# What the task asks
Below are some entries; can you quote all of them exactly?

Source data
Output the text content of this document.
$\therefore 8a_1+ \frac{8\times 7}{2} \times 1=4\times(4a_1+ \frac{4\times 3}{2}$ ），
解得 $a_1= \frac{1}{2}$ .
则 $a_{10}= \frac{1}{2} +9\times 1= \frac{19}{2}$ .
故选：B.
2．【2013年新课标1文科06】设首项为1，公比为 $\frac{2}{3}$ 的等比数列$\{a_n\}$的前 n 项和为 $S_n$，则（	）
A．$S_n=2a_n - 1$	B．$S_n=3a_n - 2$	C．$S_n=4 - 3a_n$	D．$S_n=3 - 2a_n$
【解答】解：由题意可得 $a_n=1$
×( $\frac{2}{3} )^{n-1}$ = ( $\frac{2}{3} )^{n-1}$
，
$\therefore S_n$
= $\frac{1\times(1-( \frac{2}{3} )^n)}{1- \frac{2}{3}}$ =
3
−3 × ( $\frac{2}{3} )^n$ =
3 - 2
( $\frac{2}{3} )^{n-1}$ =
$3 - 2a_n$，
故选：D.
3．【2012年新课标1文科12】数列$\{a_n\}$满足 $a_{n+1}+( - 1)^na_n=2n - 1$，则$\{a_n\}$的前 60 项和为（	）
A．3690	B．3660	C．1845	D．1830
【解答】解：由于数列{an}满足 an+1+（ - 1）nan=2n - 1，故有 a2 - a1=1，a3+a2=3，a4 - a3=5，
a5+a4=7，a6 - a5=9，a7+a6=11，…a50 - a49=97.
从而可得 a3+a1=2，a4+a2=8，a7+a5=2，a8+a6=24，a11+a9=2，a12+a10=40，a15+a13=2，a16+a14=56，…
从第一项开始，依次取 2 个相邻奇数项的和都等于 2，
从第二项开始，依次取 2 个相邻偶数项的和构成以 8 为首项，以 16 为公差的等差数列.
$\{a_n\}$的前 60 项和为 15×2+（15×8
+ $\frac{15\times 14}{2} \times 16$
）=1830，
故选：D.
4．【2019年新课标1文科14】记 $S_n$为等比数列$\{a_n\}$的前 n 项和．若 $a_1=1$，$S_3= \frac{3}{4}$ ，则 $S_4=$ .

# Answer to the problem
Output the text content of this document.
$\therefore 8a_1+ \frac{8\times 7}{2} \times 1=4\times(4a_1+ \frac{4\times 3}{2}$ ），
解得 $a_1= \frac{1}{2}$ .
则 $a_{10}= \frac{1}{2} +9\times 1= \frac{19}{2}$ .
故选：B.
2．【2013年新课标1文科06】设首项为1，公比为 $\frac{2}{3}$ 的等比数列$\{a_n\}$的前 n 项和为 $S_n$，则（	）
A．$S_n=2a_n - 1$	B．$S_n=3a_n - 2$	C．$S_n=4 - 3a_n$	D．$S_n=3 - 2a_n$
【解答】解：由题意可得 $a_n=1$
×( $\frac{2}{3} )^{n-1}$ = ( $\frac{2}{3} )^{n-1}$
，
$\therefore S_n$
= $\frac{1\times(1-( \frac{2}{3} )^n)}{1- \frac{2}{3}}$ =
3
−3 × ( $\frac{2}{3} )^n$ =
3 - 2
( $\frac{2}{3} )^{n-1}$ =
$3 - 2a_n$，
故选：D.
3．【2012年新课标1文科12】数列$\{a_n\}$满足 $a_{n+1}+( - 1)^na_n=2n - 1$，则$\{a_n\}$的前 60 项和为（	）
A．3690	B．3660	C．1845	D．1830
【解答】解：由于数列{an}满足 an+1+（ - 1）nan=2n - 1，故有 a2 - a1=1，a3+a2=3，a4 - a3=5，
a5+a4=7，a6 - a5=9，a7+a6=11，…a50 - a49=97.
从而可得 a3+a1=2，a4+a2=8，a7+a5=2，a8+a6=24，a11+a9=2，a12+a10=40，a15+a13=2，a16+a14=56，…
从第一项开始，依次取 2 个相邻奇数项的和都等于 2，
从第二项开始，依次取 2 个相邻偶数项的和构成以 8 为首项，以 16 为公差的等差数列.
$\{a_n\}$的前 60 项和为 15×2+（15×8
+ $\frac{15\times 14}{2} \times 16$
）=1830，
故选：D.
4．【2019年新课标1文科14】记 $S_n$为等比数列$\{a_n\}$的前 n 项和．若 $a_1=1$，$S_3= \frac{3}{4}$ ，则 $S_4=$ .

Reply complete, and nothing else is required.